■ **Görev A**
Verilen metinde IMF Başkanı Georgieva sorunları sıralarken hangi üç eşitsizliği sayıyor?

■ **Verilen metin**
::::::::

Paylaş
Dünyanın krizlere ne kadar hazırlıklı olduğuna dair çok önemli gelişmelerin ise yaşanmadığının vurgulandığı raporlarda, zengin ve yoksul ülkeler arasındaki farkın da gittikçe derinleştiği belirtiliyor...
*
ABD para politikasını sıkılaştırıyor...
Avrupa enflasyondan muzdarip...
Ve Çin’in koronavirüs yüzünden üretimden düşmesiyle pazarların gıda kıtlığıyla karşı karşıya kaldığını Davos’ta gündeme getiren IMF Başkanı Kristalina Georgieva, Ukrayna’daki savaşın da büyümeyi aşağıya, enflasyonu ise yukarıya çektiğine işaret etmesine kimse aldırış etmiyor ama sorunlar gittikçe büyüyor...
*
IMF Başkanı Georgieva sorunları şöyle sıralıyor:
Fırsat eşitsizliği...
Kuşaklar arası eşitsizlik...
Gelir ve servet eşitsizliği...
Bu yol ayrımını düzeltebilmek için keskin bir politika değişikliğine ihtiyaç olduğunu söyleyen Başkan Georgieva zengin kesimden daha fazla vergi alınması gerektiğini savunuyor...
UÇURUM DERİNLEŞİYOR
Fırsat ve kuşaklar arası uçurumun derinleşmesini önleyebilmek için çok kazananlardan alınan vergi oranlarının artırılıp yoksul kesime dağıtılması gerektiğini belirten Başkan Georgieva, zenginlerle fakirler arasındaki makasın ancak bu şekilde kapanabileceğini, aksi halde 1929 yılında ABD’den başlayarak tüm dünyayı sarsan Büyük Buhran’la yarışma ihtimalinin olabileceğine dikkat çekiyor...
*
Büyük kalabalıkların yaşaması ve ayakta durması elbette çok önemli...
Borsalar, bankalar, petrol ve enerji şirketleri biraz daha az kâr etmiş olsa bir şey olmaz ama büyük kalabalıklar böylesine ağır bir krizle karşı karşıya kaldıklarında yaşanacakların sınırını da kimsenin çizemeyeceği gerçeği hatırlatılıyor...

::::::::

■ **Alıştırma malzemesi**
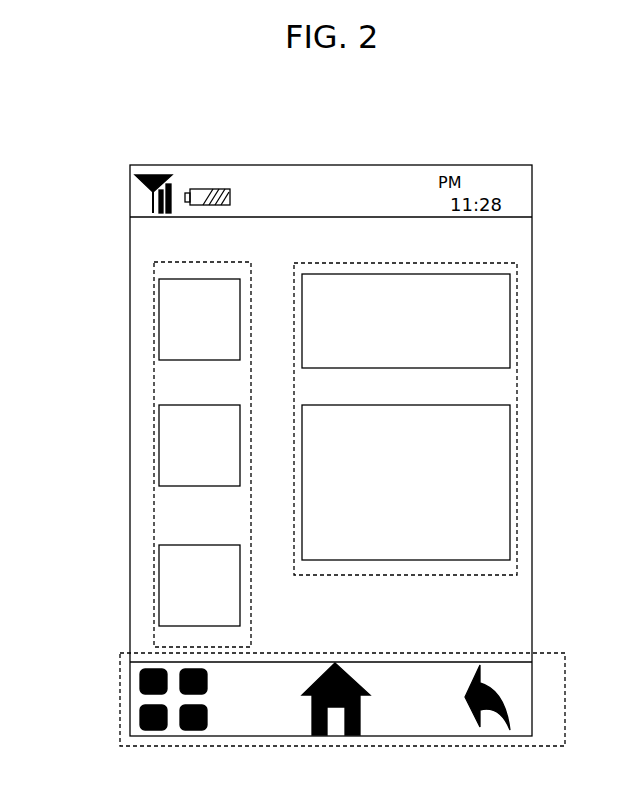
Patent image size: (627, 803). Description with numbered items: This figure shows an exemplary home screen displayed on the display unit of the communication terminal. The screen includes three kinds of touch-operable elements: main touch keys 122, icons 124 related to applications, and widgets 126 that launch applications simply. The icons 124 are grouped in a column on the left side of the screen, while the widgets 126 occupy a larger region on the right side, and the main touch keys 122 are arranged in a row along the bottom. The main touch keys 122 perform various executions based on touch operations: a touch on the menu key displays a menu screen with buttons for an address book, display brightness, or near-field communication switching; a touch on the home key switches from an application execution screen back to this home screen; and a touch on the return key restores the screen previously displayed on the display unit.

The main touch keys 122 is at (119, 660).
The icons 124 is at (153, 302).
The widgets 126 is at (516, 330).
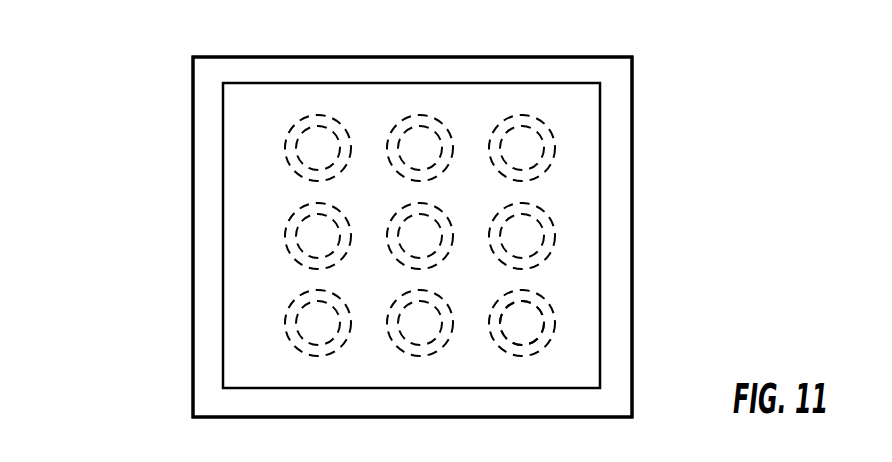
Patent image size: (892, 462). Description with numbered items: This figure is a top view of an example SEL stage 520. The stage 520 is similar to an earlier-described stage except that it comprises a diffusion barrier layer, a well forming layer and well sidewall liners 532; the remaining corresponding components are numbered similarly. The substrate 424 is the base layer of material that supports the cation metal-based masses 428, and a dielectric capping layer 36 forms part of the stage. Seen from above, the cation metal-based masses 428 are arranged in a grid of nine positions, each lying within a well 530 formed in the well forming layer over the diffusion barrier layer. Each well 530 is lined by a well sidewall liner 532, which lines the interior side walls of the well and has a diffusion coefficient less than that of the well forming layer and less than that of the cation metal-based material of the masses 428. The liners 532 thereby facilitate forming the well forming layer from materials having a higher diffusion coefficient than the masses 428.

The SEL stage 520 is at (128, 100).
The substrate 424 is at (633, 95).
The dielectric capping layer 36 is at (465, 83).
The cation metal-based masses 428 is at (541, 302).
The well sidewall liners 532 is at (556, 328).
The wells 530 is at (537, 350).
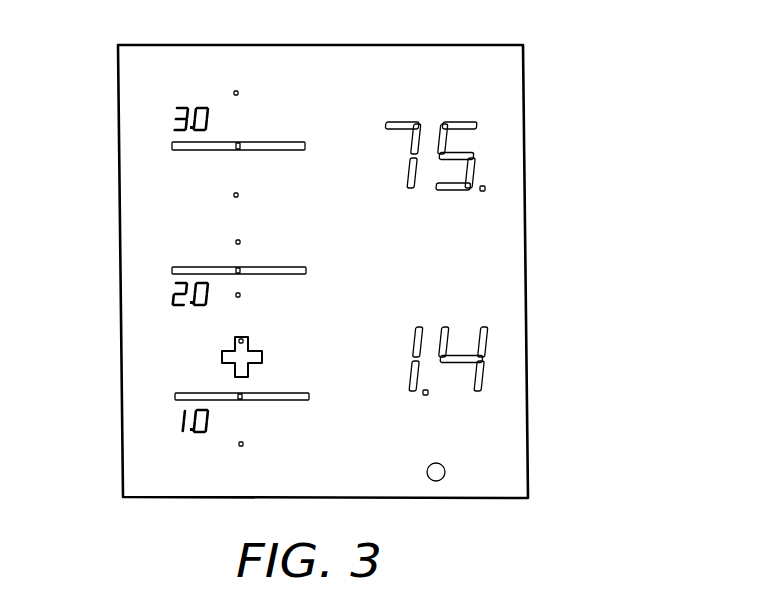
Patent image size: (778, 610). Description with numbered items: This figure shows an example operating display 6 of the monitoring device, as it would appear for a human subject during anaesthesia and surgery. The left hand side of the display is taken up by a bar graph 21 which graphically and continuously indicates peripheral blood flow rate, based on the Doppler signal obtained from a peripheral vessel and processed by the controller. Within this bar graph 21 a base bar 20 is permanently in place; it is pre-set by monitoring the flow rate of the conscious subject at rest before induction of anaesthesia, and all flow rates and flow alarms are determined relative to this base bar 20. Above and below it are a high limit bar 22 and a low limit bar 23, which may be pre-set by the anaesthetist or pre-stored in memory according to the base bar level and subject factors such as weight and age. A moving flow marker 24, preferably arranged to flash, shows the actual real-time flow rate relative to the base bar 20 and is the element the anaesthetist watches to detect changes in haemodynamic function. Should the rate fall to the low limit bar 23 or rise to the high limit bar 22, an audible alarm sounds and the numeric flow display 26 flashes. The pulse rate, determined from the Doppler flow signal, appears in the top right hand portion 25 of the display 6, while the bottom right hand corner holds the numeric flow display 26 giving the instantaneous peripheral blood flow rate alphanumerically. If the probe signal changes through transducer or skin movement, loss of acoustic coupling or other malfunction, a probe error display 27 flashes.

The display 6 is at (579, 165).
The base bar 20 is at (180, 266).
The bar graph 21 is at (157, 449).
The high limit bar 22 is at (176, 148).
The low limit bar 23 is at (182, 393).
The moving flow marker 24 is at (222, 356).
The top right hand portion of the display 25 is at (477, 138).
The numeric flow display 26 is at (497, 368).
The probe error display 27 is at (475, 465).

::::::::

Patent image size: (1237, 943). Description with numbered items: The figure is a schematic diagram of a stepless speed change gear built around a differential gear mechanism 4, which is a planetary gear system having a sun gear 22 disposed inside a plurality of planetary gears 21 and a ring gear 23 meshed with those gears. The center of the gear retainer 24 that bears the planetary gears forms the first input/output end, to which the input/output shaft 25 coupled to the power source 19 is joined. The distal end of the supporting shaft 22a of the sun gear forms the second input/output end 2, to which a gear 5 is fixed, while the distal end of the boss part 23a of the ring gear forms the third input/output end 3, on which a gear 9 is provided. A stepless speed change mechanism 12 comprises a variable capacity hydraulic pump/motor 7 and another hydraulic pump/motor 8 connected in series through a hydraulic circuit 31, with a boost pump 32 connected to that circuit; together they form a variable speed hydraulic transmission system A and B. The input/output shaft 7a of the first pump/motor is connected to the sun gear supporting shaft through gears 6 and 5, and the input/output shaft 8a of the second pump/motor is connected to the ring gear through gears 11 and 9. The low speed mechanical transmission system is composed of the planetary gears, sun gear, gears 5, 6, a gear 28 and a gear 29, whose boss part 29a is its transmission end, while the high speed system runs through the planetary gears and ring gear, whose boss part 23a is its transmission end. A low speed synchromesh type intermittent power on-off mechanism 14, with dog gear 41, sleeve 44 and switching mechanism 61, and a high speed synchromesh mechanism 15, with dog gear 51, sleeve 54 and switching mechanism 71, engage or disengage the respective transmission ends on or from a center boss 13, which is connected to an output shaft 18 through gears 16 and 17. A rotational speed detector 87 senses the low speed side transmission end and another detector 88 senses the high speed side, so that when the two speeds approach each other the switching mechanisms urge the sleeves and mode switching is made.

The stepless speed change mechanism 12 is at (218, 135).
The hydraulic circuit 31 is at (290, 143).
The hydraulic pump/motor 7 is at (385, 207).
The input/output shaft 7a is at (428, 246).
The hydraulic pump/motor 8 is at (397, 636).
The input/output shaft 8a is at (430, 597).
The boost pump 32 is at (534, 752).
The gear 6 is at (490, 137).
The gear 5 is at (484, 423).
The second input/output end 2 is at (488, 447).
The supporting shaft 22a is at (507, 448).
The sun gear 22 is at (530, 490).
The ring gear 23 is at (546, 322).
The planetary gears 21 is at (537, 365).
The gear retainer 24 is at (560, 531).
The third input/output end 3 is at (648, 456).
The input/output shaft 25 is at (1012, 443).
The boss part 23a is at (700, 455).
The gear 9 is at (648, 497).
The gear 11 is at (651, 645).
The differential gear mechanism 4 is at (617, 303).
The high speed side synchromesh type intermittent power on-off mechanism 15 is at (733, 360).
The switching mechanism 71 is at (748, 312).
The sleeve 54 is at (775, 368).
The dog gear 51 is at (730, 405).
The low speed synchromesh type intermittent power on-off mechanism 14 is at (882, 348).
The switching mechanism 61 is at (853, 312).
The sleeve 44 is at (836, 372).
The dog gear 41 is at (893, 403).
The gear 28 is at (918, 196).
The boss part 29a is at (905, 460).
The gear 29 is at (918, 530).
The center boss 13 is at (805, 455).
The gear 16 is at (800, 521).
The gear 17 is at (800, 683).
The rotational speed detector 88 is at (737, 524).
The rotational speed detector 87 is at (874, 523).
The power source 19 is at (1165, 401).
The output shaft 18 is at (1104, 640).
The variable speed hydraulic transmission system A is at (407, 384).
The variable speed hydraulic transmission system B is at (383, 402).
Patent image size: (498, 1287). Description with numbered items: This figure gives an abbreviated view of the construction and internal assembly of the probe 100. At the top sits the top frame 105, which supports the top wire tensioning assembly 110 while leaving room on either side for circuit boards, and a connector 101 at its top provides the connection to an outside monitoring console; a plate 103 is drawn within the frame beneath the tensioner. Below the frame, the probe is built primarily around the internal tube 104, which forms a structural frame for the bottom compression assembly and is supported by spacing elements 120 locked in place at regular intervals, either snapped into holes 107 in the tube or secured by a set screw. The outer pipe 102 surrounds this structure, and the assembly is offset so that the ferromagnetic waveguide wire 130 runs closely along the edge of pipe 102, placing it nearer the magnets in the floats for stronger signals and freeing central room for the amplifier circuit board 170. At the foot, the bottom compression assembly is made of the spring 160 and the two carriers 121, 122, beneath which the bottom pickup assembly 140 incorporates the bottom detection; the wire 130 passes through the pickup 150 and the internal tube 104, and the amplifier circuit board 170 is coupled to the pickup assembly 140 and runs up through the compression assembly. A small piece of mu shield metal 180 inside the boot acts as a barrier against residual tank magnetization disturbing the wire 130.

::::::::

■ **Görev B**
Girdilerde "Patent image size: (627, 803)." ifadesini içeren satırdan başlayıp "The widgets 126 is at (516, 330)." ifadesini içeren satıra kadar giden satırları, iki uç da dahil, hiç değiştirmeden kopyala.

■ **Doğru sonuç A**
Fırsat eşitsizliği, kuşaklar arası eşitsizlik ve gelir ve servet eşitsizliği.

■ **Doğru sonuç B**
Patent image size: (627, 803). Description with numbered items: This figure shows an exemplary home screen displayed on the display unit of the communication terminal. The screen includes three kinds of touch-operable elements: main touch keys 122, icons 124 related to applications, and widgets 126 that launch applications simply. The icons 124 are grouped in a column on the left side of the screen, while the widgets 126 occupy a larger region on the right side, and the main touch keys 122 are arranged in a row along the bottom. The main touch keys 122 perform various executions based on touch operations: a touch on the menu key displays a menu screen with buttons for an address book, display brightness, or near-field communication switching; a touch on the home key switches from an application execution screen back to this home screen; and a touch on the return key restores the screen previously displayed on the display unit.

The main touch keys 122 is at (119, 660).
The icons 124 is at (153, 302).
The widgets 126 is at (516, 330).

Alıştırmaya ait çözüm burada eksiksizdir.